Requirements - Give the listing again in full, exactly as written.

### Supplied entries ###

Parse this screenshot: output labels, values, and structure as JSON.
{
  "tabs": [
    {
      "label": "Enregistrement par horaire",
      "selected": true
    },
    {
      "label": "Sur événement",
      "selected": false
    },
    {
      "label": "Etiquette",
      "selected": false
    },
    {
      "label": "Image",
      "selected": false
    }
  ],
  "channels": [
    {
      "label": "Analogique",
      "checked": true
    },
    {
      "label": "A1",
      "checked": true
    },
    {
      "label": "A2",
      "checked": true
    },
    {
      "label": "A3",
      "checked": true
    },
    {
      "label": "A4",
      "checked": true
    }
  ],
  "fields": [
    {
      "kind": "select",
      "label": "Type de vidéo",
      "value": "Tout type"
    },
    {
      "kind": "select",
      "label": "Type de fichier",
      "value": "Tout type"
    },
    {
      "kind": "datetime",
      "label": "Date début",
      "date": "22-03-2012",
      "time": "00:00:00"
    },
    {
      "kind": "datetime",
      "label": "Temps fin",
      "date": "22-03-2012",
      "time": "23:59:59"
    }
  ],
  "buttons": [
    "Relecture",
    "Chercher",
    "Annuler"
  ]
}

###

Complete answer -
Parse this screenshot: output labels, values, and structure as JSON.
{
  "tabs": [
    {
      "label": "Enregistrement par horaire",
      "selected": true
    },
    {
      "label": "Sur événement",
      "selected": false
    },
    {
      "label": "Etiquette",
      "selected": false
    },
    {
      "label": "Image",
      "selected": false
    }
  ],
  "channels": [
    {
      "label": "Analogique",
      "checked": true
    },
    {
      "label": "A1",
      "checked": true
    },
    {
      "label": "A2",
      "checked": true
    },
    {
      "label": "A3",
      "checked": true
    },
    {
      "label": "A4",
      "checked": true
    }
  ],
  "fields": [
    {
      "kind": "select",
      "label": "Type de vidéo",
      "value": "Tout type"
    },
    {
      "kind": "select",
      "label": "Type de fichier",
      "value": "Tout type"
    },
    {
      "kind": "datetime",
      "label": "Date début",
      "date": "22-03-2012",
      "time": "00:00:00"
    },
    {
      "kind": "datetime",
      "label": "Temps fin",
      "date": "22-03-2012",
      "time": "23:59:59"
    }
  ],
  "buttons": [
    "Relecture",
    "Chercher",
    "Annuler"
  ]
}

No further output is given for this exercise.